▶ [What the task asks]: How many lines in the entries below include the string "link"? Answer with the number only.

## START

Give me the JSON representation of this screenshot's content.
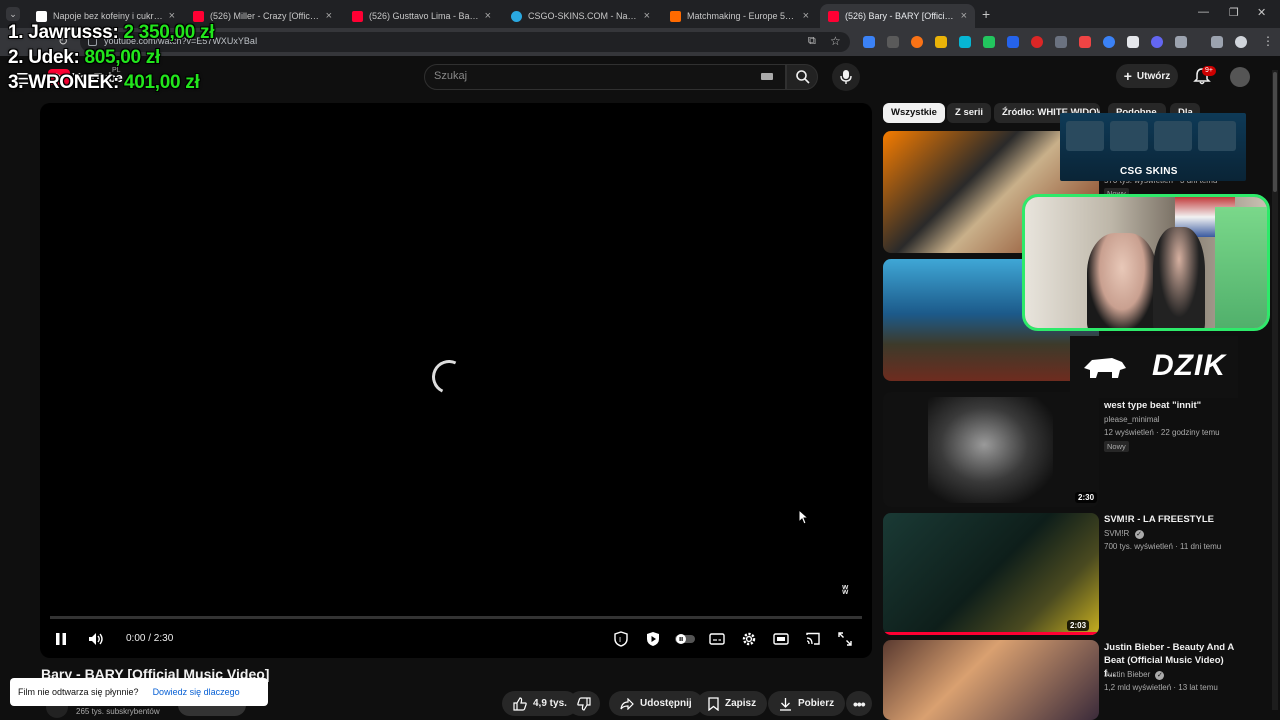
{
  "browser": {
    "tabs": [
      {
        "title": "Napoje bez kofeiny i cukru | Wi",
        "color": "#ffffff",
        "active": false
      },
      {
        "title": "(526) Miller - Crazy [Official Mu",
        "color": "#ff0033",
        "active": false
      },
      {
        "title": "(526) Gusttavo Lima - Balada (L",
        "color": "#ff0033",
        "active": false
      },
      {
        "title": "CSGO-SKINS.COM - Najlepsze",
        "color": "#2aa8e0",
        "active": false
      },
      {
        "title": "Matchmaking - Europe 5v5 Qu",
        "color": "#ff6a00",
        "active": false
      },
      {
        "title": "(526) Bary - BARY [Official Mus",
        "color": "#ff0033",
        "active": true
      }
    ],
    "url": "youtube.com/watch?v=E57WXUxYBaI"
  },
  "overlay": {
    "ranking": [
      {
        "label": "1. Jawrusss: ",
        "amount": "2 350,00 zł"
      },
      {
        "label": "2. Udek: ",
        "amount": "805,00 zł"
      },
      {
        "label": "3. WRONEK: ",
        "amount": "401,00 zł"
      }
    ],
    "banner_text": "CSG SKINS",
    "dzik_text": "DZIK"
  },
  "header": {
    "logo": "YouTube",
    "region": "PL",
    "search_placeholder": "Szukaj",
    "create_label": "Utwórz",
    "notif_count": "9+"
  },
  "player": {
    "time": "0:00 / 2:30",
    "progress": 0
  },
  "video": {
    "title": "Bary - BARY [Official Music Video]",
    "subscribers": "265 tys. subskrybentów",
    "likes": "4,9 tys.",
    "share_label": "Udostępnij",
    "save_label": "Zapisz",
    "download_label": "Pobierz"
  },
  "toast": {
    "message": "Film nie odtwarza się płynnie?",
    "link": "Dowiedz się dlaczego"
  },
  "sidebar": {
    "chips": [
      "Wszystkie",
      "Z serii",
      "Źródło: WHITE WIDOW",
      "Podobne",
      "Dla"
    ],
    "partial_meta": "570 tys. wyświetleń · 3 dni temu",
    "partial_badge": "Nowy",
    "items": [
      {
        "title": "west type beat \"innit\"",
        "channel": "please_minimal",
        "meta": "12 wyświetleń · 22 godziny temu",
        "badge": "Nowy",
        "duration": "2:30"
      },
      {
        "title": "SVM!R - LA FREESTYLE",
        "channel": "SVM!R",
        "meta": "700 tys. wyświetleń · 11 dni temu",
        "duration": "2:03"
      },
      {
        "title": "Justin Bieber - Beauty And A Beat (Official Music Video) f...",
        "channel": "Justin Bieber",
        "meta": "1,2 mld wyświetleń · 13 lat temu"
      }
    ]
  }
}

## END
## START

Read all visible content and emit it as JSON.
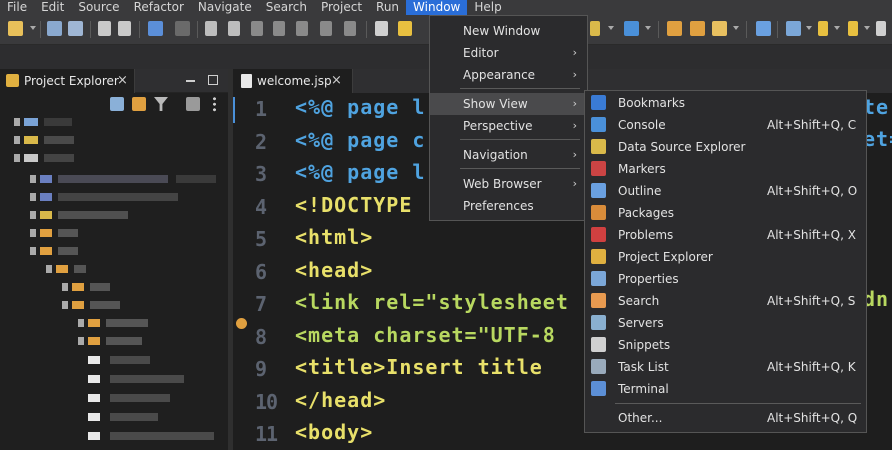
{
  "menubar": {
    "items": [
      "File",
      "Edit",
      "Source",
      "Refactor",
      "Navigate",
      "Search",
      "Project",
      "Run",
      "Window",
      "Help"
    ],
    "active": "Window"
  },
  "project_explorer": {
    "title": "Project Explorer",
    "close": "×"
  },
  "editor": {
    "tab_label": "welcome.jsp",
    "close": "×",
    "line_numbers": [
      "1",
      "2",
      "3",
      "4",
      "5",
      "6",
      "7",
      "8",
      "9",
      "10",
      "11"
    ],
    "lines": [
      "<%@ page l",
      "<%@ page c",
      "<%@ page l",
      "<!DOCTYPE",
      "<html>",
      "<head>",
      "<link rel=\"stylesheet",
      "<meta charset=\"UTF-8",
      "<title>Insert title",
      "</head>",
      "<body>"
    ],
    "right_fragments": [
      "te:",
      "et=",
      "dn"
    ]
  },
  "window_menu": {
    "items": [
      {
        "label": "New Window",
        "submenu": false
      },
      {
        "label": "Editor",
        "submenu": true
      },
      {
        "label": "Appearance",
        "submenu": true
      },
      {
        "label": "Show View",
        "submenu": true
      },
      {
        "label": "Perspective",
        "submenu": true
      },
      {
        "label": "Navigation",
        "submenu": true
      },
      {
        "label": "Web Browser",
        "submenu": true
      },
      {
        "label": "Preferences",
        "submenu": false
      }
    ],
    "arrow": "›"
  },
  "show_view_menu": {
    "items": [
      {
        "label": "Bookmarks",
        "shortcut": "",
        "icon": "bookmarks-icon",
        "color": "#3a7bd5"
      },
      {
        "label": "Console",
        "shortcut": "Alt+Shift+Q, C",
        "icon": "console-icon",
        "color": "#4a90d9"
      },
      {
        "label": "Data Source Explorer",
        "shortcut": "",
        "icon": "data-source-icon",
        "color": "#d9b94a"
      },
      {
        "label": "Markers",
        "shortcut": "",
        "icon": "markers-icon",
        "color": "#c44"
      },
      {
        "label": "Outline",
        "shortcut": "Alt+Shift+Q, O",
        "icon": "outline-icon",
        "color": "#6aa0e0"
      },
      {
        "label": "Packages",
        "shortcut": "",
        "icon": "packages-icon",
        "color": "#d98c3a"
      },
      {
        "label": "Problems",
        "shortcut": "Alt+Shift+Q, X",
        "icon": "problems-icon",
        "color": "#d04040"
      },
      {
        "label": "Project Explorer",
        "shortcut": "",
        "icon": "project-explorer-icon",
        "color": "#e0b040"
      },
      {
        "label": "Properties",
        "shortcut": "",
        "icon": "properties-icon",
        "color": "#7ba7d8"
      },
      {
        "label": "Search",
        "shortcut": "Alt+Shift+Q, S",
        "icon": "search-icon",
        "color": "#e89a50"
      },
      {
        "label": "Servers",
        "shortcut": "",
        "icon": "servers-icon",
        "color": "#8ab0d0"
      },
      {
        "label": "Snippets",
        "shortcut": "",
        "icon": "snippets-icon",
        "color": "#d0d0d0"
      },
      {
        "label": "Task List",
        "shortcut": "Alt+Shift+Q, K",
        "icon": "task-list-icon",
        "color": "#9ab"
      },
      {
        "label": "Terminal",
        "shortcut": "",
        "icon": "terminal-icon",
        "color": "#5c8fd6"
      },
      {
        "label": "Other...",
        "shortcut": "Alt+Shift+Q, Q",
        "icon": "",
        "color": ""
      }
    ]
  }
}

## END

▶ [Worked answer]: 2